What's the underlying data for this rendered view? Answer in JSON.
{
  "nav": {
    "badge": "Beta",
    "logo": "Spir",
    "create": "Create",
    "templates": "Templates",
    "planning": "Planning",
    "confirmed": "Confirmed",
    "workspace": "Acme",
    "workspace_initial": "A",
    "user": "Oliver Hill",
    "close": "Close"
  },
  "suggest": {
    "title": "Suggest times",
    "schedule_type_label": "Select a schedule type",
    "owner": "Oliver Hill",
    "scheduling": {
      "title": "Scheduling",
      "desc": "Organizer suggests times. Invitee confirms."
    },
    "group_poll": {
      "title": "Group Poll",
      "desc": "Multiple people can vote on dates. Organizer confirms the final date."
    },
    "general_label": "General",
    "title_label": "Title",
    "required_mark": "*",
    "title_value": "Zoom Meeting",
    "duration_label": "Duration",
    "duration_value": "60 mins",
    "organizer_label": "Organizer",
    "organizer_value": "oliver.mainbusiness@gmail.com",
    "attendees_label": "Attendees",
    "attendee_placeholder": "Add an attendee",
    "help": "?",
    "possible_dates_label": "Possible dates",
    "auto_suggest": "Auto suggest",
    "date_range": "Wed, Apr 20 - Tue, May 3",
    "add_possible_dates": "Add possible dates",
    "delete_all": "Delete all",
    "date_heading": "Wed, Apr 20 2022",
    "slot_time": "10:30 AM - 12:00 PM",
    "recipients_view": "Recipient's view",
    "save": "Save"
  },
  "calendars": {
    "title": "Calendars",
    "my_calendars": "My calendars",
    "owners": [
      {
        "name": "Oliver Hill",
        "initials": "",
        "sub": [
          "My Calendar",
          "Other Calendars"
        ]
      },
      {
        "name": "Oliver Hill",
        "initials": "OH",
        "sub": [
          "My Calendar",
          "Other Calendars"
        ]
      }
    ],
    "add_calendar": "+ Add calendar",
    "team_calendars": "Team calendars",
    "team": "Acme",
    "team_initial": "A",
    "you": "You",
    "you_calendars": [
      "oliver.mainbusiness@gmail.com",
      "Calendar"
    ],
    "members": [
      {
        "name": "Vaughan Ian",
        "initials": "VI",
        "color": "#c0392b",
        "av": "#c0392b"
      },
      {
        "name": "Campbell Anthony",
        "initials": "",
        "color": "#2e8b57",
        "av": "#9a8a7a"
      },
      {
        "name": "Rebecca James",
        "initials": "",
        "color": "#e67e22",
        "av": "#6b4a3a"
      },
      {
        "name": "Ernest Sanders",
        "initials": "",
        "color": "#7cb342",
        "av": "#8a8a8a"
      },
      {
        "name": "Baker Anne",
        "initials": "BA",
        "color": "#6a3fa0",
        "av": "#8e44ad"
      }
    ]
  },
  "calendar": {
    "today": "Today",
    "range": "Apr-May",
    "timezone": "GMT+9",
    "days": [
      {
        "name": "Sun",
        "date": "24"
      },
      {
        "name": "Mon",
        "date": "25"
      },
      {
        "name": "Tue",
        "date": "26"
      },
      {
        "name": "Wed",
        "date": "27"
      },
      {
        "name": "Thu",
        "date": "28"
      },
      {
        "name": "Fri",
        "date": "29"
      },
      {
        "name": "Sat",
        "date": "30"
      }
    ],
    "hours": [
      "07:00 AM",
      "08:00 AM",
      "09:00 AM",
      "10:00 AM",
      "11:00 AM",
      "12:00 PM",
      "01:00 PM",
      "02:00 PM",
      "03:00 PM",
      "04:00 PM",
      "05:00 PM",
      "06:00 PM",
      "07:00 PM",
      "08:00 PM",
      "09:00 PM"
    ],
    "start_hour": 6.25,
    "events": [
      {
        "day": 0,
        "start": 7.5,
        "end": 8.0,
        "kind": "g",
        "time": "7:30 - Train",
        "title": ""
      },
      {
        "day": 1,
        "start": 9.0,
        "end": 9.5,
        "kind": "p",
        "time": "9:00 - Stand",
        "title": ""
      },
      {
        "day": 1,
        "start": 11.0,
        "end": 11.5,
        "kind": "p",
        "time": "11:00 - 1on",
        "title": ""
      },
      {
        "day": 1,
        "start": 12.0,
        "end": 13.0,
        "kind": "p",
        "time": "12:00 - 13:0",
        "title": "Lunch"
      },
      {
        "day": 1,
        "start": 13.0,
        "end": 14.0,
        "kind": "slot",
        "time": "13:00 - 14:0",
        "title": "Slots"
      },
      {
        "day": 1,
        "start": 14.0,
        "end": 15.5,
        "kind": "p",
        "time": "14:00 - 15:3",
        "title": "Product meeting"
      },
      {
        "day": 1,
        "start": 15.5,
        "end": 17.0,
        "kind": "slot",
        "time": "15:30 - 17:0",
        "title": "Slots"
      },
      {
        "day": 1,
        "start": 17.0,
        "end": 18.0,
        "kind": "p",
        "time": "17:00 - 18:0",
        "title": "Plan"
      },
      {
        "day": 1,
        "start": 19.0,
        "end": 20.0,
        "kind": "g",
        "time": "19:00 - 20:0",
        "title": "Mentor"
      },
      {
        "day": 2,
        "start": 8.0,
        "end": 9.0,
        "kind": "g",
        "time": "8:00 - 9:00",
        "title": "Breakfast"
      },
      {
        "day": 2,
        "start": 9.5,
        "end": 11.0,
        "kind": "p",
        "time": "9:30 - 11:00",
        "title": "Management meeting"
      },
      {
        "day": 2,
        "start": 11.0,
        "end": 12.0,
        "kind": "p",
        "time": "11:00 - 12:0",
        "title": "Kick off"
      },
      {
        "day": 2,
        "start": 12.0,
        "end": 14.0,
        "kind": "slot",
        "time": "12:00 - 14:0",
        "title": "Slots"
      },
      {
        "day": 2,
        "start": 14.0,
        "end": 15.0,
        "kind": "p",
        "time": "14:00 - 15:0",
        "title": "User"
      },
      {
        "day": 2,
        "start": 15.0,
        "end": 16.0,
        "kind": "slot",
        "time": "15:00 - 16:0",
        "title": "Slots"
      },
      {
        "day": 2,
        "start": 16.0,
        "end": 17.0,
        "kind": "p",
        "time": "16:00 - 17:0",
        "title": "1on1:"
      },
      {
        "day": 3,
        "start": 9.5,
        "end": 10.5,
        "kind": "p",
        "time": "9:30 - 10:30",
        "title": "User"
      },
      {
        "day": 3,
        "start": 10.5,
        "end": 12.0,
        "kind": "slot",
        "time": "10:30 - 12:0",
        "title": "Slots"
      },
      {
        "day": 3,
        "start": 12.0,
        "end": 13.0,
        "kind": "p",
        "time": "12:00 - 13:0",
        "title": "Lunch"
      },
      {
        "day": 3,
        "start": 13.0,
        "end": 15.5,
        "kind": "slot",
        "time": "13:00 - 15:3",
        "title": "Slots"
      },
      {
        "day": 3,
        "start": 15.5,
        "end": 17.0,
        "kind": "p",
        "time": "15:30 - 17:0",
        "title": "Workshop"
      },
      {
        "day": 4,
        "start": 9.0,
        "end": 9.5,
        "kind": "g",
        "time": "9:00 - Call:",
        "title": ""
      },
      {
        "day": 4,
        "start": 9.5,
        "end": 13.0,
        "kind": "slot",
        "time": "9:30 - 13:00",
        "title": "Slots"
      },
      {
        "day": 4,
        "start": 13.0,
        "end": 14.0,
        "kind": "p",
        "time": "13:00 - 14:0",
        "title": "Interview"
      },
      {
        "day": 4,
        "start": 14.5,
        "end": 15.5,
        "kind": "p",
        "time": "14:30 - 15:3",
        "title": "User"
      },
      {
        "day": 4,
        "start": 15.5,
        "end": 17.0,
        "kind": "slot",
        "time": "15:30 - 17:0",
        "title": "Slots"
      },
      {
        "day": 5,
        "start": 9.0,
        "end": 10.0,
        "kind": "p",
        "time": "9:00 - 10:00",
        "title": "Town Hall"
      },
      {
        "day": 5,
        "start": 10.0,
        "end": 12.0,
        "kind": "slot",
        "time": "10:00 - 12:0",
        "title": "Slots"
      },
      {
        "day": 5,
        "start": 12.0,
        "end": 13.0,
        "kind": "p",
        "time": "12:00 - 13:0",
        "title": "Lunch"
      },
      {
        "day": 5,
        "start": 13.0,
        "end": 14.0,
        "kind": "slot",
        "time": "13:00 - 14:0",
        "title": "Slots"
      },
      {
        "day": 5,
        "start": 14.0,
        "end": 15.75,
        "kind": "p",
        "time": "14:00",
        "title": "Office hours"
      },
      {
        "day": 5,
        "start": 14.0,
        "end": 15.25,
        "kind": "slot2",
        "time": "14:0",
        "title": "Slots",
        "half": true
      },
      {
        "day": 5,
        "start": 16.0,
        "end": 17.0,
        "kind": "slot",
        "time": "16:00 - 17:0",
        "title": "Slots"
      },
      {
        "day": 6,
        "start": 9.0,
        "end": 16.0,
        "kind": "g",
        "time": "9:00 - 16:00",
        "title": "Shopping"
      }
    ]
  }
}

━━━━━━━━

Go through the material above and count the lines that contain "Hill"; answer with the number alone.

4